→ What needs to be done:
Copy out all the lines in the records that include the word "relative".

=-=-=-=-=

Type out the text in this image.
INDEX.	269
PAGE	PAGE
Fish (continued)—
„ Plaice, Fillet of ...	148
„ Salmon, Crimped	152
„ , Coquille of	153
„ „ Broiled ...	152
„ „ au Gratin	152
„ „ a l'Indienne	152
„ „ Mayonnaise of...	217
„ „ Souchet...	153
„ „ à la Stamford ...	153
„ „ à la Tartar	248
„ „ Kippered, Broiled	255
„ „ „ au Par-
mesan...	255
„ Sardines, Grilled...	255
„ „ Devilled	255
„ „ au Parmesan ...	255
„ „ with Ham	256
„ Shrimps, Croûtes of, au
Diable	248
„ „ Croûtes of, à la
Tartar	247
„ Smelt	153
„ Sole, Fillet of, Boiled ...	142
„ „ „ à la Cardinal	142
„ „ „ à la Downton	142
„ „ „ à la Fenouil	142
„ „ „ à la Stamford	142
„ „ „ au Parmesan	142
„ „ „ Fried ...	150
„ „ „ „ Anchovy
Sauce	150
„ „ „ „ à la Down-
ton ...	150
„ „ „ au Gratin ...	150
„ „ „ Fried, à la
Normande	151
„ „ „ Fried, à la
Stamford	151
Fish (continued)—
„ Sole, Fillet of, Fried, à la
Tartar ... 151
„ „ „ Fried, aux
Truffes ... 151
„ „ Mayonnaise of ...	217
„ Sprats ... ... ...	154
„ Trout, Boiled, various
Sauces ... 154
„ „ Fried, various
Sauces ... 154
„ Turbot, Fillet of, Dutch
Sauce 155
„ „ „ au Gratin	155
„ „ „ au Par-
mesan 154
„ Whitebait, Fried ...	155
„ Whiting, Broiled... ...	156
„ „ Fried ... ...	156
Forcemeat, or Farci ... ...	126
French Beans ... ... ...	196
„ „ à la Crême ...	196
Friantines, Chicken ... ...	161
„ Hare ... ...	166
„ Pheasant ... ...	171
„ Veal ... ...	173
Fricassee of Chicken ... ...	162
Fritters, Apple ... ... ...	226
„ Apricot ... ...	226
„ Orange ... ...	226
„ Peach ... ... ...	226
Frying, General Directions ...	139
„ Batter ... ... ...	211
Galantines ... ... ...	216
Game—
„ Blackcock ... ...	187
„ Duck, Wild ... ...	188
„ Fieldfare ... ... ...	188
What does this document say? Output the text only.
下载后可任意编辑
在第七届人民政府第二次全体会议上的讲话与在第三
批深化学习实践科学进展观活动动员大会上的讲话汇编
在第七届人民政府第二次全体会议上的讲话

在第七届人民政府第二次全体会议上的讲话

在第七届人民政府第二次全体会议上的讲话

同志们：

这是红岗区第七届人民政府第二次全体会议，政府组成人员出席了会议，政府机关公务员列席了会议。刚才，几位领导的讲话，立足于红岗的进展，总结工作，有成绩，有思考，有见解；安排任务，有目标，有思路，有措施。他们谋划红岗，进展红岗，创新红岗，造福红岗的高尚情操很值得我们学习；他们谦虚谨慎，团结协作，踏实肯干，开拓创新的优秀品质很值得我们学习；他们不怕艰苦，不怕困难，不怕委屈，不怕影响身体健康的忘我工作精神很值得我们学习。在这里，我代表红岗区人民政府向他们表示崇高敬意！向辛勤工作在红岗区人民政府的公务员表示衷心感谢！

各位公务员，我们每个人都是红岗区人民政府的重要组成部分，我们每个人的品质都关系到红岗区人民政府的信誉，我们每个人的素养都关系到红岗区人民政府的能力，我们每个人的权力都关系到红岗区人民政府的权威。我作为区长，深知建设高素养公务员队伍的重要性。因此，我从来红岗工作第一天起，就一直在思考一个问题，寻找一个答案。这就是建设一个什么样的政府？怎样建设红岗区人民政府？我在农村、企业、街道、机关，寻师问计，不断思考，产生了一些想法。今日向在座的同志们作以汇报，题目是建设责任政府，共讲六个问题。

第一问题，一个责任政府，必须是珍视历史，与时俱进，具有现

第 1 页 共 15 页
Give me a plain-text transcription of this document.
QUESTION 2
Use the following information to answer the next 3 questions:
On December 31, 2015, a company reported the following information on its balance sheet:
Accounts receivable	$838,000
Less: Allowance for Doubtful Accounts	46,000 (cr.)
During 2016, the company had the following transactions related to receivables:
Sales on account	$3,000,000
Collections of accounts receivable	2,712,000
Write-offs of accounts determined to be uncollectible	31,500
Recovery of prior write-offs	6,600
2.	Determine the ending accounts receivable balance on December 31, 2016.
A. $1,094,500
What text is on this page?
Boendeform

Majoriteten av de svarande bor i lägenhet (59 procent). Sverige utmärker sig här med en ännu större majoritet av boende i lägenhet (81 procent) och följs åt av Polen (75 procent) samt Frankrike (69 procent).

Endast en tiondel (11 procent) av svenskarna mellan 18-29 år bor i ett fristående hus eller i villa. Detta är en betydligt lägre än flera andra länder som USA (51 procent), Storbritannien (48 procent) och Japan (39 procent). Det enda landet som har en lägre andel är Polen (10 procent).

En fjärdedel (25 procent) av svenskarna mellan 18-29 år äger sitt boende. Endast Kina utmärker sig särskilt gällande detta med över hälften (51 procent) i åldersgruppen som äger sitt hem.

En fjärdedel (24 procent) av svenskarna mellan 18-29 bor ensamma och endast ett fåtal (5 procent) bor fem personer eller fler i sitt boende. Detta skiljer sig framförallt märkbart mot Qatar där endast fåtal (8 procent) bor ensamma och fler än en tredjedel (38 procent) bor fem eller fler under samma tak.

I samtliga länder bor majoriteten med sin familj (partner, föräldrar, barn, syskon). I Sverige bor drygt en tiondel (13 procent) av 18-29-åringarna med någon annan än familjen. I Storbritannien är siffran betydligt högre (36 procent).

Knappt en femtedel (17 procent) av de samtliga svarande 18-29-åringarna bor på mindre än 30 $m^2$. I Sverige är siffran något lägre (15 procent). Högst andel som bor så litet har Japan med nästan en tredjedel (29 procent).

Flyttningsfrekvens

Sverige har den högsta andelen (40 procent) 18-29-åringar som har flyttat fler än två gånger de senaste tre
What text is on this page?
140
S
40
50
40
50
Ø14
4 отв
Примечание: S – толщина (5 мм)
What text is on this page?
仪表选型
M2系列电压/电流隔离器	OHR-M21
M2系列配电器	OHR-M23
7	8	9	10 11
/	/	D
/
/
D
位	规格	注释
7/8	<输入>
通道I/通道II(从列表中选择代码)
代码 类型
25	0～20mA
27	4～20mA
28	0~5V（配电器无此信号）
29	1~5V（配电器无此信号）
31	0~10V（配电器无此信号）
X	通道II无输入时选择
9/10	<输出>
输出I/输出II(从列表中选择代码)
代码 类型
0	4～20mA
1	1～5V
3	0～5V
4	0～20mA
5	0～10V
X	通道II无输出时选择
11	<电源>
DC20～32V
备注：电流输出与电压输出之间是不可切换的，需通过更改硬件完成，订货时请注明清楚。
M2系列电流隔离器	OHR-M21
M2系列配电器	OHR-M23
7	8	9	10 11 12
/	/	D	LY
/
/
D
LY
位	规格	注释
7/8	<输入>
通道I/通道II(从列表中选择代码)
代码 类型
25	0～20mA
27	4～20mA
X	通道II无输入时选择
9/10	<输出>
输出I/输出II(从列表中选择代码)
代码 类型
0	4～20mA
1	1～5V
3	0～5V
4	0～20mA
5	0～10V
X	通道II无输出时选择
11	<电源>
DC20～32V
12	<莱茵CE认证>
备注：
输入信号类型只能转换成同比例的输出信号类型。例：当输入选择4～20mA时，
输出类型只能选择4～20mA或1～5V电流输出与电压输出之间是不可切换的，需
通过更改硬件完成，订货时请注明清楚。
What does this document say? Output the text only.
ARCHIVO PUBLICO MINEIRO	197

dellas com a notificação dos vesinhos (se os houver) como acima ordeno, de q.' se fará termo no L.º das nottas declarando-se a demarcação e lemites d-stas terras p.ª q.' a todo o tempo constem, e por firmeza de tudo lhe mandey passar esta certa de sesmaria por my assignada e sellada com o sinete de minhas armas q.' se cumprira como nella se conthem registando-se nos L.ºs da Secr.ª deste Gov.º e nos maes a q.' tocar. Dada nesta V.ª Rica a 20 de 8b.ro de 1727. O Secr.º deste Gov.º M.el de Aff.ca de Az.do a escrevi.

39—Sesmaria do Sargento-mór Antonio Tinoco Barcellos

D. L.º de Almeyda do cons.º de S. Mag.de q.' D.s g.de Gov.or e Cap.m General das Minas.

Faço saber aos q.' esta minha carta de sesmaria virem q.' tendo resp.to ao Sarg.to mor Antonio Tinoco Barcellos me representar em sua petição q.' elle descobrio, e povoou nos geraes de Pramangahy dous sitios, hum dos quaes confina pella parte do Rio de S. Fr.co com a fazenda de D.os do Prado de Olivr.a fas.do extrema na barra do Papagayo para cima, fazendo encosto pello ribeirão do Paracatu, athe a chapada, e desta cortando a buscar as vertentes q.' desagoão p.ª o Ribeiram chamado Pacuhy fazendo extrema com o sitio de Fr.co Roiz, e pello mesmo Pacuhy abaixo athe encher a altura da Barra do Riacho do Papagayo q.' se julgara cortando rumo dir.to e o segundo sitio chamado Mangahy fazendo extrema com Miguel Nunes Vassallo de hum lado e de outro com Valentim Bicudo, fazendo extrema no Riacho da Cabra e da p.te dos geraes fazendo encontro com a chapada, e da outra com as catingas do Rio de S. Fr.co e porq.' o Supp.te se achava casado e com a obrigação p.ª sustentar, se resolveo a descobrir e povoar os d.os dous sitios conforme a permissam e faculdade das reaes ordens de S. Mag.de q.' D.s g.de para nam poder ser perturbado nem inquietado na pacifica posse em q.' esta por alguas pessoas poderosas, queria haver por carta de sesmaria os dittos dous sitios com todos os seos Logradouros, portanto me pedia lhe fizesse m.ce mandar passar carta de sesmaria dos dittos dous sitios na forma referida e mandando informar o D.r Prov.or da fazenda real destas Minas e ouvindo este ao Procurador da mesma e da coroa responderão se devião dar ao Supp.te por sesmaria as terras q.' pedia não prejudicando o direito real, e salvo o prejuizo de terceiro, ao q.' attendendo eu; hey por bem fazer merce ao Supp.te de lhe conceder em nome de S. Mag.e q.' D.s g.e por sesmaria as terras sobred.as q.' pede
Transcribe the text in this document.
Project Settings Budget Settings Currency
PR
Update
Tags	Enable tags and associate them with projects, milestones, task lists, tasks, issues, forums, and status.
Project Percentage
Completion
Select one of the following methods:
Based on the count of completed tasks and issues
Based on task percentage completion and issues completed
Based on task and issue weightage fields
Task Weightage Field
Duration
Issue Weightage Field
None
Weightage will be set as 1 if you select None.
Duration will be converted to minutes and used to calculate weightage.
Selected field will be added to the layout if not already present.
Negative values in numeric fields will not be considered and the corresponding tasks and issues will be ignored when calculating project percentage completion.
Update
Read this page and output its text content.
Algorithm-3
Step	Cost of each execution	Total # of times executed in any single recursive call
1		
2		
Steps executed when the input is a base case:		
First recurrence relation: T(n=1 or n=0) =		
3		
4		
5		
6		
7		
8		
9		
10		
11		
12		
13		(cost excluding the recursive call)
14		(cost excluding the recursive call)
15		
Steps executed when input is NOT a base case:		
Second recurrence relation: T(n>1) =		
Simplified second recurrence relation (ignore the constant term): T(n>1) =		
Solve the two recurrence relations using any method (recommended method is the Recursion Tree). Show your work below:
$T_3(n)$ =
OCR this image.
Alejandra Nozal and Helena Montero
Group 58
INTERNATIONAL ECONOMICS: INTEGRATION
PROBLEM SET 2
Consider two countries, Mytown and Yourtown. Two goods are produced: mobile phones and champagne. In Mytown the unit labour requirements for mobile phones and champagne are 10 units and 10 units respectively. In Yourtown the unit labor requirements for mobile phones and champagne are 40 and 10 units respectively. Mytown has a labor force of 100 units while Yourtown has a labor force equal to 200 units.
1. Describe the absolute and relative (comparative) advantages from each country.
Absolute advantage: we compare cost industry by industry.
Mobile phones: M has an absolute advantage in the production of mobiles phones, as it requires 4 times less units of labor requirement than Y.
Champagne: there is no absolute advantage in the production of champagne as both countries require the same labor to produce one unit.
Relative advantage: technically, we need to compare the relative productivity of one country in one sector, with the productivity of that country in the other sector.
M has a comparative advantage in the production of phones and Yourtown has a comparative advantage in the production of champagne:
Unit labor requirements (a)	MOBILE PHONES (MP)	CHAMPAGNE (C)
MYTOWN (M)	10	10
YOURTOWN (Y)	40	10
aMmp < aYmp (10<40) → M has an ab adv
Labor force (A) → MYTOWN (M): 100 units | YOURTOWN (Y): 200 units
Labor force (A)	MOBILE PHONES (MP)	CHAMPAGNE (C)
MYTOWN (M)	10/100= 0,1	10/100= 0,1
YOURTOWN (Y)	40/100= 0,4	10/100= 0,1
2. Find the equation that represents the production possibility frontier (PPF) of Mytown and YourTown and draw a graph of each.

=-=-=-=-=

→ Solution to this problem:
1. Describe the absolute and relative (comparative) advantages from each country.
Relative advantage: technically, we need to compare the relative productivity of one country in one sector, with the productivity of that country in the other sector.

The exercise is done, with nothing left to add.